[Records from a collection of figures]

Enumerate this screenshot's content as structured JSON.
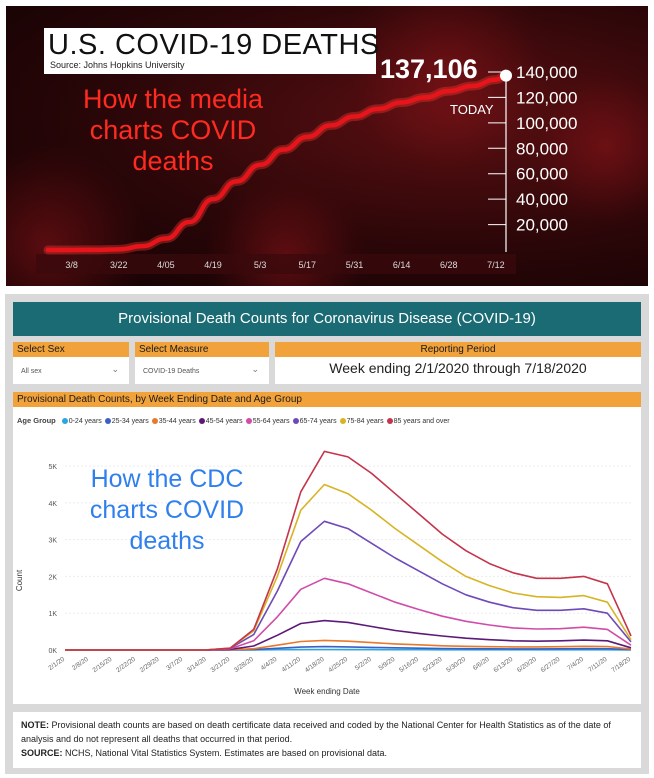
{
  "top_chart": {
    "title": "U.S. COVID-19 DEATHS",
    "source": "Source: Johns Hopkins University",
    "annotation": "How the media charts COVID deaths",
    "current_value_label": "137,106",
    "today_label": "TODAY",
    "colors": {
      "line": "#e8141b",
      "background": "#2a0608",
      "text": "#ffffff"
    }
  },
  "cdc_dashboard": {
    "header": "Provisional Death Counts for Coronavirus Disease (COVID-19)",
    "filters": {
      "sex": {
        "label": "Select Sex",
        "value": "All sex"
      },
      "measure": {
        "label": "Select Measure",
        "value": "COVID-19 Deaths"
      },
      "period": {
        "label": "Reporting Period",
        "value": "Week ending 2/1/2020 through 7/18/2020"
      }
    },
    "chart_title": "Provisional Death Counts, by Week Ending Date and Age Group",
    "legend_title": "Age Group",
    "annotation": "How the CDC charts COVID deaths",
    "note_label": "NOTE:",
    "note_text": " Provisional death counts are based on death certificate data received and coded by the National Center for Health Statistics as of the date of analysis and do not represent all deaths that occurred in that period.",
    "source_label": "SOURCE:",
    "source_text": " NCHS, National Vital Statistics System. Estimates are based on provisional data.",
    "colors": {
      "header": "#1b6b74",
      "accent": "#f2a23a"
    }
  },
  "chart_data": [
    {
      "type": "line",
      "title": "U.S. COVID-19 DEATHS",
      "x_tick_labels": [
        "3/8",
        "3/22",
        "4/05",
        "4/19",
        "5/3",
        "5/17",
        "5/31",
        "6/14",
        "6/28",
        "7/12"
      ],
      "y_tick_labels": [
        "20,000",
        "40,000",
        "60,000",
        "80,000",
        "100,000",
        "120,000",
        "140,000"
      ],
      "ylim": [
        0,
        140000
      ],
      "series": [
        {
          "color": "#e8141b",
          "x": [
            "3/1",
            "3/8",
            "3/15",
            "3/22",
            "3/29",
            "4/5",
            "4/12",
            "4/19",
            "4/26",
            "5/3",
            "5/10",
            "5/17",
            "5/24",
            "5/31",
            "6/7",
            "6/14",
            "6/21",
            "6/28",
            "7/5",
            "7/12",
            "7/15"
          ],
          "y": [
            0,
            0,
            100,
            500,
            3000,
            9000,
            22000,
            40000,
            54000,
            67000,
            79000,
            89000,
            98000,
            105000,
            111000,
            116000,
            120000,
            125000,
            129000,
            134000,
            137106
          ]
        }
      ],
      "highlight": {
        "x": "7/15",
        "y": 137106,
        "label": "137,106"
      }
    },
    {
      "type": "line",
      "title": "Provisional Death Counts, by Week Ending Date and Age Group",
      "xlabel": "Week ending Date",
      "ylabel": "Count",
      "ylim": [
        0,
        5600
      ],
      "y_tick_labels": [
        "0K",
        "1K",
        "2K",
        "3K",
        "4K",
        "5K"
      ],
      "y_tick_values": [
        0,
        1000,
        2000,
        3000,
        4000,
        5000
      ],
      "categories": [
        "2/1/20",
        "2/8/20",
        "2/15/20",
        "2/22/20",
        "2/29/20",
        "3/7/20",
        "3/14/20",
        "3/21/20",
        "3/28/20",
        "4/4/20",
        "4/11/20",
        "4/18/20",
        "4/25/20",
        "5/2/20",
        "5/9/20",
        "5/16/20",
        "5/23/20",
        "5/30/20",
        "6/6/20",
        "6/13/20",
        "6/20/20",
        "6/27/20",
        "7/4/20",
        "7/11/20",
        "7/18/20"
      ],
      "x_tick_labels": [
        "2/1/20",
        "2/8/20",
        "2/15/20",
        "2/22/20",
        "2/29/20",
        "3/7/20",
        "3/14/20",
        "3/21/20",
        "3/28/20",
        "4/4/20",
        "4/11/20",
        "4/18/20",
        "4/25/20",
        "5/2/20",
        "5/9/20",
        "5/16/20",
        "5/23/20",
        "5/30/20",
        "6/6/20",
        "6/13/20",
        "6/20/20",
        "6/27/20",
        "7/4/20",
        "7/11/20",
        "7/18/20"
      ],
      "series": [
        {
          "name": "0-24 years",
          "color": "#2aa7df",
          "values": [
            0,
            0,
            0,
            0,
            0,
            0,
            0,
            0,
            3,
            8,
            12,
            14,
            12,
            10,
            8,
            7,
            6,
            5,
            5,
            5,
            5,
            5,
            6,
            6,
            2
          ]
        },
        {
          "name": "25-34 years",
          "color": "#3b5fc4",
          "values": [
            0,
            0,
            0,
            0,
            0,
            0,
            0,
            2,
            12,
            45,
            80,
            92,
            85,
            72,
            60,
            50,
            42,
            36,
            32,
            30,
            30,
            32,
            36,
            34,
            10
          ]
        },
        {
          "name": "35-44 years",
          "color": "#e8792b",
          "values": [
            0,
            0,
            0,
            0,
            0,
            0,
            0,
            5,
            35,
            130,
            230,
            260,
            240,
            200,
            165,
            140,
            115,
            100,
            90,
            85,
            85,
            90,
            100,
            95,
            25
          ]
        },
        {
          "name": "45-54 years",
          "color": "#5c1a78",
          "values": [
            0,
            0,
            0,
            0,
            0,
            0,
            1,
            15,
            110,
            400,
            720,
            800,
            750,
            640,
            530,
            450,
            380,
            320,
            280,
            250,
            240,
            250,
            270,
            250,
            60
          ]
        },
        {
          "name": "55-64 years",
          "color": "#d04ca8",
          "values": [
            0,
            0,
            0,
            0,
            0,
            0,
            2,
            30,
            250,
            900,
            1650,
            1950,
            1800,
            1550,
            1300,
            1100,
            920,
            780,
            680,
            600,
            570,
            580,
            620,
            560,
            130
          ]
        },
        {
          "name": "65-74 years",
          "color": "#6e4ab8",
          "values": [
            0,
            0,
            0,
            0,
            0,
            0,
            3,
            45,
            420,
            1600,
            2950,
            3500,
            3300,
            2900,
            2500,
            2150,
            1800,
            1500,
            1300,
            1150,
            1080,
            1080,
            1120,
            1000,
            220
          ]
        },
        {
          "name": "75-84 years",
          "color": "#d8b324",
          "values": [
            0,
            0,
            0,
            0,
            0,
            0,
            3,
            55,
            520,
            2000,
            3800,
            4500,
            4250,
            3800,
            3300,
            2850,
            2400,
            2000,
            1750,
            1550,
            1450,
            1430,
            1480,
            1300,
            280
          ]
        },
        {
          "name": "85 years and over",
          "color": "#c4344b",
          "values": [
            0,
            0,
            0,
            0,
            0,
            0,
            2,
            50,
            560,
            2200,
            4300,
            5400,
            5250,
            4800,
            4250,
            3700,
            3150,
            2700,
            2350,
            2100,
            1950,
            1950,
            2000,
            1800,
            380
          ]
        }
      ]
    }
  ]
}
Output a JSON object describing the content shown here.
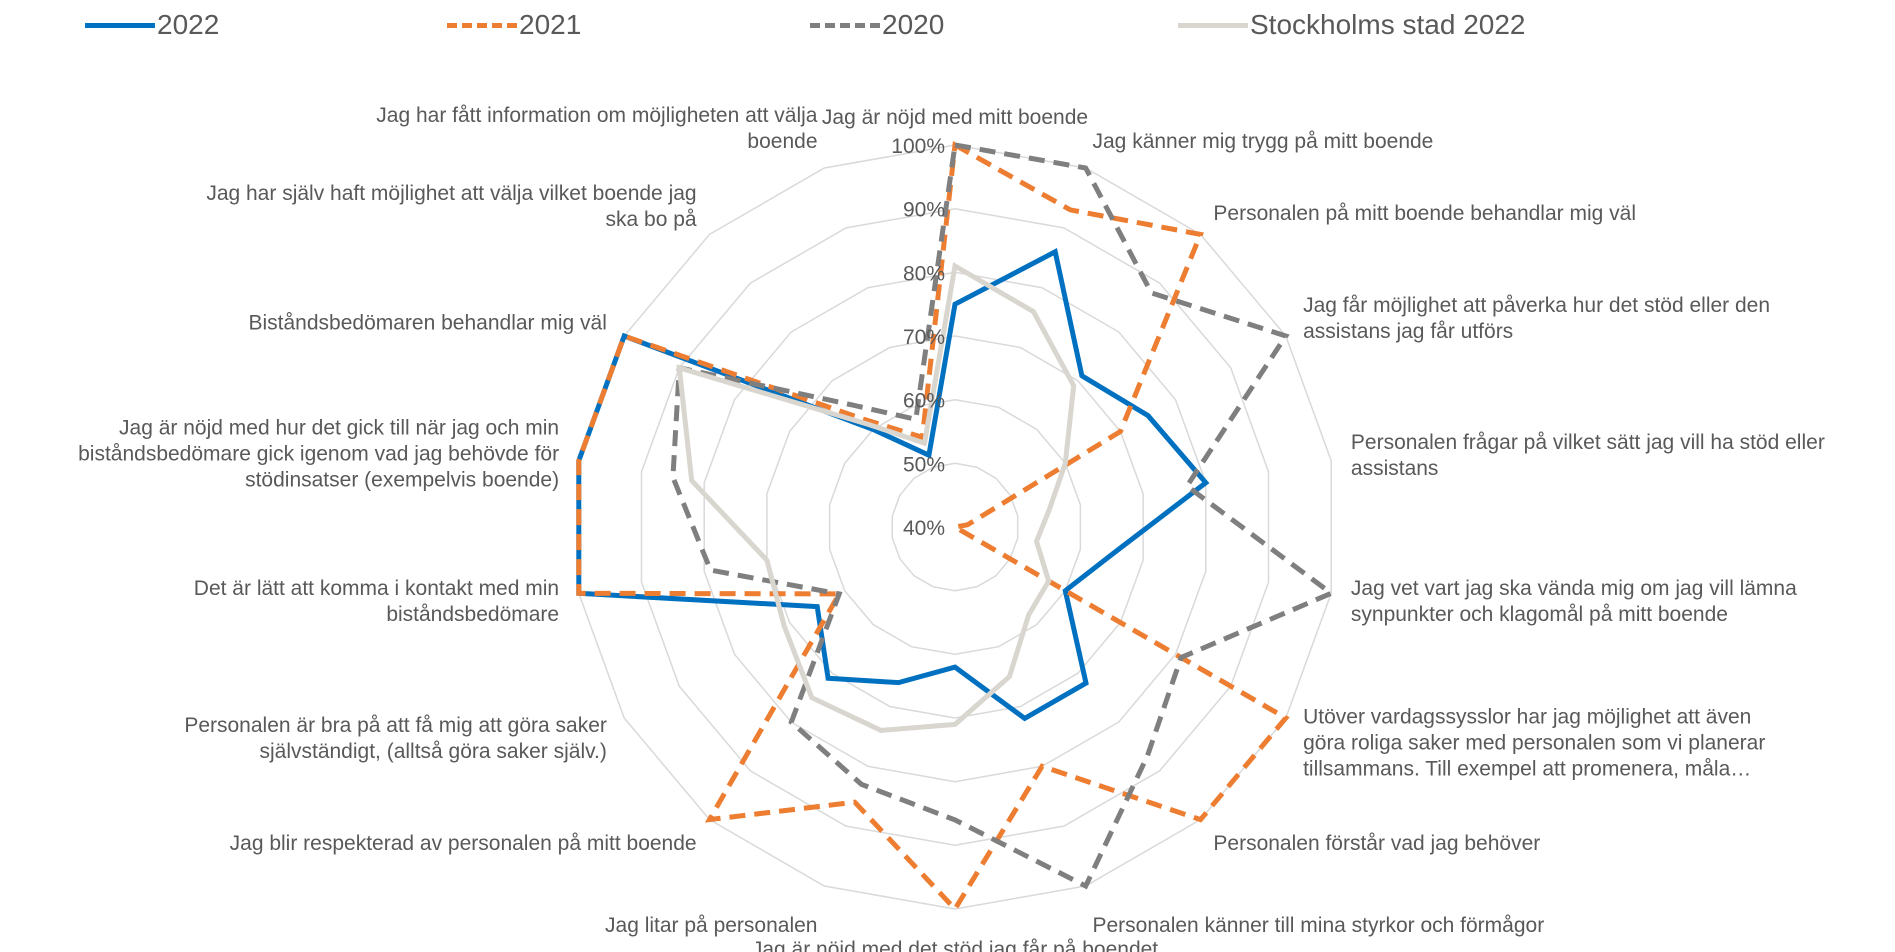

> _EXERCISE GOAL_: Give back every entry verbatim. No pictures belong in the copy.

> _WRITTEN ANSWER_:
Enumerate this screenshot's content as structured JSON.
{
  "top_chart": {
    "title": "U.S. COVID-19 DEATHS",
    "source": "Source: Johns Hopkins University",
    "annotation": "How the media charts COVID deaths",
    "current_value_label": "137,106",
    "today_label": "TODAY",
    "colors": {
      "line": "#e8141b",
      "background": "#2a0608",
      "text": "#ffffff"
    }
  },
  "cdc_dashboard": {
    "header": "Provisional Death Counts for Coronavirus Disease (COVID-19)",
    "filters": {
      "sex": {
        "label": "Select Sex",
        "value": "All sex"
      },
      "measure": {
        "label": "Select Measure",
        "value": "COVID-19 Deaths"
      },
      "period": {
        "label": "Reporting Period",
        "value": "Week ending 2/1/2020 through 7/18/2020"
      }
    },
    "chart_title": "Provisional Death Counts, by Week Ending Date and Age Group",
    "legend_title": "Age Group",
    "annotation": "How the CDC charts COVID deaths",
    "note_label": "NOTE:",
    "note_text": " Provisional death counts are based on death certificate data received and coded by the National Center for Health Statistics as of the date of analysis and do not represent all deaths that occurred in that period.",
    "source_label": "SOURCE:",
    "source_text": " NCHS, National Vital Statistics System. Estimates are based on provisional data.",
    "colors": {
      "header": "#1b6b74",
      "accent": "#f2a23a"
    }
  },
  "chart_data": [
    {
      "type": "line",
      "title": "U.S. COVID-19 DEATHS",
      "x_tick_labels": [
        "3/8",
        "3/22",
        "4/05",
        "4/19",
        "5/3",
        "5/17",
        "5/31",
        "6/14",
        "6/28",
        "7/12"
      ],
      "y_tick_labels": [
        "20,000",
        "40,000",
        "60,000",
        "80,000",
        "100,000",
        "120,000",
        "140,000"
      ],
      "ylim": [
        0,
        140000
      ],
      "series": [
        {
          "color": "#e8141b",
          "x": [
            "3/1",
            "3/8",
            "3/15",
            "3/22",
            "3/29",
            "4/5",
            "4/12",
            "4/19",
            "4/26",
            "5/3",
            "5/10",
            "5/17",
            "5/24",
            "5/31",
            "6/7",
            "6/14",
            "6/21",
            "6/28",
            "7/5",
            "7/12",
            "7/15"
          ],
          "y": [
            0,
            0,
            100,
            500,
            3000,
            9000,
            22000,
            40000,
            54000,
            67000,
            79000,
            89000,
            98000,
            105000,
            111000,
            116000,
            120000,
            125000,
            129000,
            134000,
            137106
          ]
        }
      ],
      "highlight": {
        "x": "7/15",
        "y": 137106,
        "label": "137,106"
      }
    },
    {
      "type": "line",
      "title": "Provisional Death Counts, by Week Ending Date and Age Group",
      "xlabel": "Week ending Date",
      "ylabel": "Count",
      "ylim": [
        0,
        5600
      ],
      "y_tick_labels": [
        "0K",
        "1K",
        "2K",
        "3K",
        "4K",
        "5K"
      ],
      "y_tick_values": [
        0,
        1000,
        2000,
        3000,
        4000,
        5000
      ],
      "categories": [
        "2/1/20",
        "2/8/20",
        "2/15/20",
        "2/22/20",
        "2/29/20",
        "3/7/20",
        "3/14/20",
        "3/21/20",
        "3/28/20",
        "4/4/20",
        "4/11/20",
        "4/18/20",
        "4/25/20",
        "5/2/20",
        "5/9/20",
        "5/16/20",
        "5/23/20",
        "5/30/20",
        "6/6/20",
        "6/13/20",
        "6/20/20",
        "6/27/20",
        "7/4/20",
        "7/11/20",
        "7/18/20"
      ],
      "x_tick_labels": [
        "2/1/20",
        "2/8/20",
        "2/15/20",
        "2/22/20",
        "2/29/20",
        "3/7/20",
        "3/14/20",
        "3/21/20",
        "3/28/20",
        "4/4/20",
        "4/11/20",
        "4/18/20",
        "4/25/20",
        "5/2/20",
        "5/9/20",
        "5/16/20",
        "5/23/20",
        "5/30/20",
        "6/6/20",
        "6/13/20",
        "6/20/20",
        "6/27/20",
        "7/4/20",
        "7/11/20",
        "7/18/20"
      ],
      "series": [
        {
          "name": "0-24 years",
          "color": "#2aa7df",
          "values": [
            0,
            0,
            0,
            0,
            0,
            0,
            0,
            0,
            3,
            8,
            12,
            14,
            12,
            10,
            8,
            7,
            6,
            5,
            5,
            5,
            5,
            5,
            6,
            6,
            2
          ]
        },
        {
          "name": "25-34 years",
          "color": "#3b5fc4",
          "values": [
            0,
            0,
            0,
            0,
            0,
            0,
            0,
            2,
            12,
            45,
            80,
            92,
            85,
            72,
            60,
            50,
            42,
            36,
            32,
            30,
            30,
            32,
            36,
            34,
            10
          ]
        },
        {
          "name": "35-44 years",
          "color": "#e8792b",
          "values": [
            0,
            0,
            0,
            0,
            0,
            0,
            0,
            5,
            35,
            130,
            230,
            260,
            240,
            200,
            165,
            140,
            115,
            100,
            90,
            85,
            85,
            90,
            100,
            95,
            25
          ]
        },
        {
          "name": "45-54 years",
          "color": "#5c1a78",
          "values": [
            0,
            0,
            0,
            0,
            0,
            0,
            1,
            15,
            110,
            400,
            720,
            800,
            750,
            640,
            530,
            450,
            380,
            320,
            280,
            250,
            240,
            250,
            270,
            250,
            60
          ]
        },
        {
          "name": "55-64 years",
          "color": "#d04ca8",
          "values": [
            0,
            0,
            0,
            0,
            0,
            0,
            2,
            30,
            250,
            900,
            1650,
            1950,
            1800,
            1550,
            1300,
            1100,
            920,
            780,
            680,
            600,
            570,
            580,
            620,
            560,
            130
          ]
        },
        {
          "name": "65-74 years",
          "color": "#6e4ab8",
          "values": [
            0,
            0,
            0,
            0,
            0,
            0,
            3,
            45,
            420,
            1600,
            2950,
            3500,
            3300,
            2900,
            2500,
            2150,
            1800,
            1500,
            1300,
            1150,
            1080,
            1080,
            1120,
            1000,
            220
          ]
        },
        {
          "name": "75-84 years",
          "color": "#d8b324",
          "values": [
            0,
            0,
            0,
            0,
            0,
            0,
            3,
            55,
            520,
            2000,
            3800,
            4500,
            4250,
            3800,
            3300,
            2850,
            2400,
            2000,
            1750,
            1550,
            1450,
            1430,
            1480,
            1300,
            280
          ]
        },
        {
          "name": "85 years and over",
          "color": "#c4344b",
          "values": [
            0,
            0,
            0,
            0,
            0,
            0,
            2,
            50,
            560,
            2200,
            4300,
            5400,
            5250,
            4800,
            4250,
            3700,
            3150,
            2700,
            2350,
            2100,
            1950,
            1950,
            2000,
            1800,
            380
          ]
        }
      ]
    }
  ]
}
Output a JSON object describing the content shown here.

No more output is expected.